• _DATA IN THIS EXERCISE_

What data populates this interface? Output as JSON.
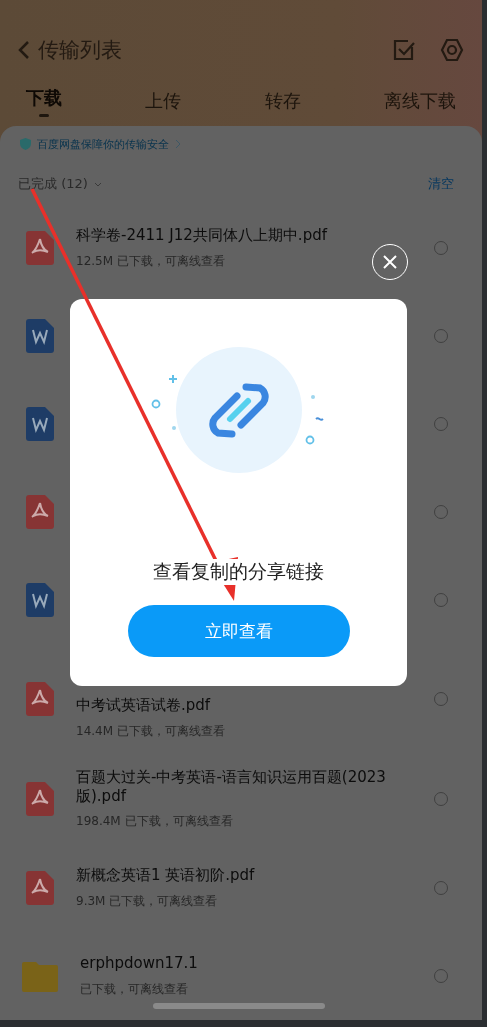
{
  "header": {
    "title": "传输列表"
  },
  "tabs": [
    {
      "label": "下载",
      "selected": true
    },
    {
      "label": "上传",
      "selected": false
    },
    {
      "label": "转存",
      "selected": false
    },
    {
      "label": "离线下载",
      "selected": false
    }
  ],
  "banner": "百度网盘保障你的传输安全",
  "section": {
    "title": "已完成 (12)",
    "action": "清空"
  },
  "files": [
    {
      "kind": "pdf",
      "name": "科学卷-2411 J12共同体八上期中.pdf",
      "info": "12.5M  已下载，可离线查看",
      "selected": false
    },
    {
      "kind": "word",
      "selected": false
    },
    {
      "kind": "word",
      "selected": false
    },
    {
      "kind": "pdf",
      "selected": false
    },
    {
      "kind": "word",
      "selected": false
    },
    {
      "kind": "pdf",
      "name": "中考试英语试卷.pdf",
      "info": "14.4M  已下载，可离线查看",
      "clipped": true,
      "selected": false
    },
    {
      "kind": "pdf",
      "name": "百题大过关-中考英语-语言知识运用百题(2023版).pdf",
      "info": "198.4M  已下载，可离线查看",
      "selected": false
    },
    {
      "kind": "pdf",
      "name": "新概念英语1 英语初阶.pdf",
      "info": "9.3M  已下载，可离线查看",
      "selected": false
    },
    {
      "kind": "folder",
      "name": "erphpdown17.1",
      "info": "已下载，可离线查看",
      "selected": false
    }
  ],
  "dialog": {
    "message": "查看复制的分享链接",
    "button": "立即查看"
  }
}
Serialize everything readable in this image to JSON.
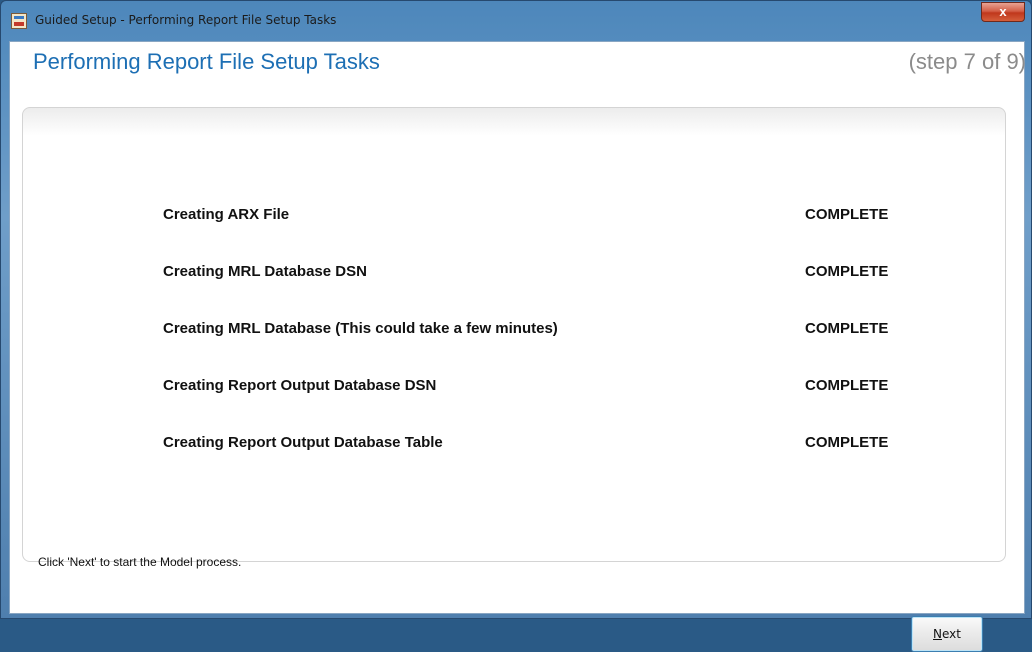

• _GIVEN INSTRUCTION_
Could you repeat all of the material exactly? Pictures should not be copied.

• _THE OUTPUT_
What data populates this interface? Output as JSON.
{
  "header": {
    "title": "传输列表"
  },
  "tabs": [
    {
      "label": "下载",
      "selected": true
    },
    {
      "label": "上传",
      "selected": false
    },
    {
      "label": "转存",
      "selected": false
    },
    {
      "label": "离线下载",
      "selected": false
    }
  ],
  "banner": "百度网盘保障你的传输安全",
  "section": {
    "title": "已完成 (12)",
    "action": "清空"
  },
  "files": [
    {
      "kind": "pdf",
      "name": "科学卷-2411 J12共同体八上期中.pdf",
      "info": "12.5M  已下载，可离线查看",
      "selected": false
    },
    {
      "kind": "word",
      "selected": false
    },
    {
      "kind": "word",
      "selected": false
    },
    {
      "kind": "pdf",
      "selected": false
    },
    {
      "kind": "word",
      "selected": false
    },
    {
      "kind": "pdf",
      "name": "中考试英语试卷.pdf",
      "info": "14.4M  已下载，可离线查看",
      "clipped": true,
      "selected": false
    },
    {
      "kind": "pdf",
      "name": "百题大过关-中考英语-语言知识运用百题(2023版).pdf",
      "info": "198.4M  已下载，可离线查看",
      "selected": false
    },
    {
      "kind": "pdf",
      "name": "新概念英语1 英语初阶.pdf",
      "info": "9.3M  已下载，可离线查看",
      "selected": false
    },
    {
      "kind": "folder",
      "name": "erphpdown17.1",
      "info": "已下载，可离线查看",
      "selected": false
    }
  ],
  "dialog": {
    "message": "查看复制的分享链接",
    "button": "立即查看"
  }
}
Serialize everything readable in this image to JSON.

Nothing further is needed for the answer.